» Data shown
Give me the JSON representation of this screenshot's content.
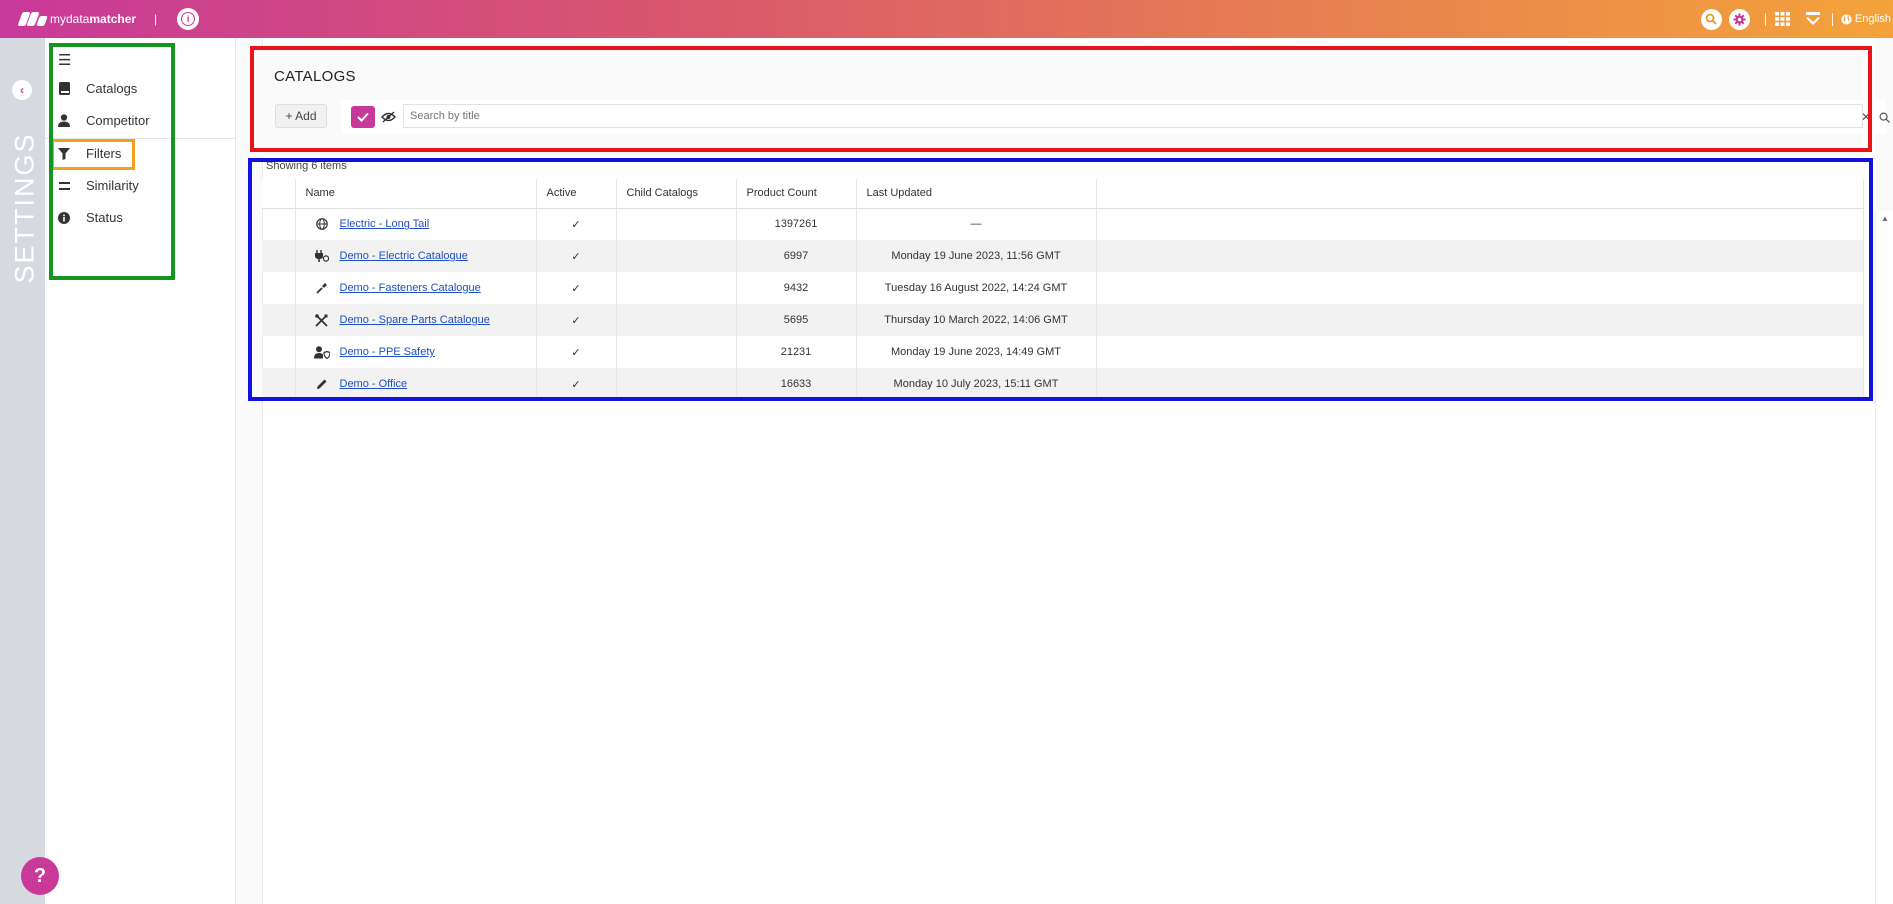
{
  "app": {
    "logo_prefix": "mydata",
    "logo_bold": "matcher",
    "separator": "|",
    "language": "English"
  },
  "rail": {
    "label": "SETTINGS",
    "back_icon": "chevron-left-icon",
    "help": "?"
  },
  "nav": {
    "items": [
      {
        "label": "Catalogs",
        "icon": "book-icon"
      },
      {
        "label": "Competitor",
        "icon": "person-icon"
      },
      {
        "label": "Filters",
        "icon": "filter-icon"
      },
      {
        "label": "Similarity",
        "icon": "equals-icon"
      },
      {
        "label": "Status",
        "icon": "info-icon"
      }
    ]
  },
  "page": {
    "title": "CATALOGS",
    "add_label": "+ Add",
    "search_placeholder": "Search by title",
    "search_clear": "✕",
    "showing": "Showing 6 items"
  },
  "table": {
    "columns": [
      "Name",
      "Active",
      "Child Catalogs",
      "Product Count",
      "Last Updated"
    ],
    "rows": [
      {
        "icon": "globe-icon",
        "name": "Electric - Long Tail",
        "active": "✓",
        "child": "",
        "count": "1397261",
        "updated": "—"
      },
      {
        "icon": "plug-icon",
        "name": "Demo - Electric Catalogue",
        "active": "✓",
        "child": "",
        "count": "6997",
        "updated": "Monday 19 June 2023, 11:56 GMT"
      },
      {
        "icon": "screwdriver-icon",
        "name": "Demo - Fasteners Catalogue",
        "active": "✓",
        "child": "",
        "count": "9432",
        "updated": "Tuesday 16 August 2022, 14:24 GMT"
      },
      {
        "icon": "tools-icon",
        "name": "Demo - Spare Parts Catalogue",
        "active": "✓",
        "child": "",
        "count": "5695",
        "updated": "Thursday 10 March 2022, 14:06 GMT"
      },
      {
        "icon": "user-shield-icon",
        "name": "Demo - PPE Safety",
        "active": "✓",
        "child": "",
        "count": "21231",
        "updated": "Monday 19 June 2023, 14:49 GMT"
      },
      {
        "icon": "pencil-icon",
        "name": "Demo - Office",
        "active": "✓",
        "child": "",
        "count": "16633",
        "updated": "Monday 10 July 2023, 15:11 GMT"
      }
    ]
  },
  "colors": {
    "brand": "#c8399a",
    "link": "#1f4fc2",
    "annotation_red": "#e8141a",
    "annotation_blue": "#1212e0",
    "annotation_green": "#13961f",
    "annotation_orange": "#f2a01d"
  }
}
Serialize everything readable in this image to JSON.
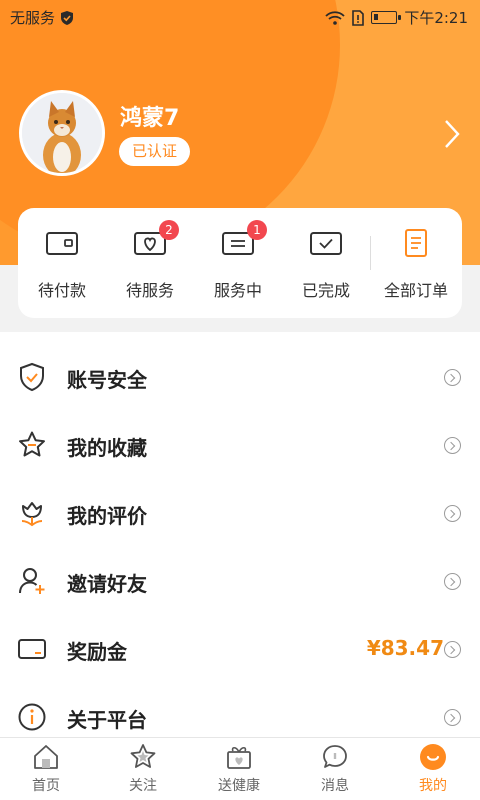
{
  "status_bar": {
    "carrier": "无服务",
    "time": "下午2:21"
  },
  "profile": {
    "username": "鸿蒙7",
    "verified_label": "已认证"
  },
  "orders": [
    {
      "label": "待付款",
      "icon": "wallet-icon"
    },
    {
      "label": "待服务",
      "icon": "heart-box-icon",
      "badge": "2"
    },
    {
      "label": "服务中",
      "icon": "service-icon",
      "badge": "1"
    },
    {
      "label": "已完成",
      "icon": "check-box-icon"
    },
    {
      "label": "全部订单",
      "icon": "document-icon"
    }
  ],
  "menu": [
    {
      "label": "账号安全",
      "icon": "shield-check-icon"
    },
    {
      "label": "我的收藏",
      "icon": "star-icon"
    },
    {
      "label": "我的评价",
      "icon": "tulip-icon"
    },
    {
      "label": "邀请好友",
      "icon": "add-user-icon"
    },
    {
      "label": "奖励金",
      "icon": "wallet-icon",
      "value": "¥83.47"
    },
    {
      "label": "关于平台",
      "icon": "info-icon"
    }
  ],
  "tabs": [
    {
      "label": "首页",
      "icon": "home-icon"
    },
    {
      "label": "关注",
      "icon": "star-icon"
    },
    {
      "label": "送健康",
      "icon": "gift-icon"
    },
    {
      "label": "消息",
      "icon": "message-icon"
    },
    {
      "label": "我的",
      "icon": "profile-icon",
      "active": true
    }
  ],
  "colors": {
    "accent": "#ff8a1f",
    "header": "#ff9a2e",
    "badge": "#f2474f",
    "reward": "#f08a14"
  }
}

» Job
For each line of the entries that includes "check", show that line.

» Written solution
      "icon": "check-box-icon"
      "icon": "shield-check-icon"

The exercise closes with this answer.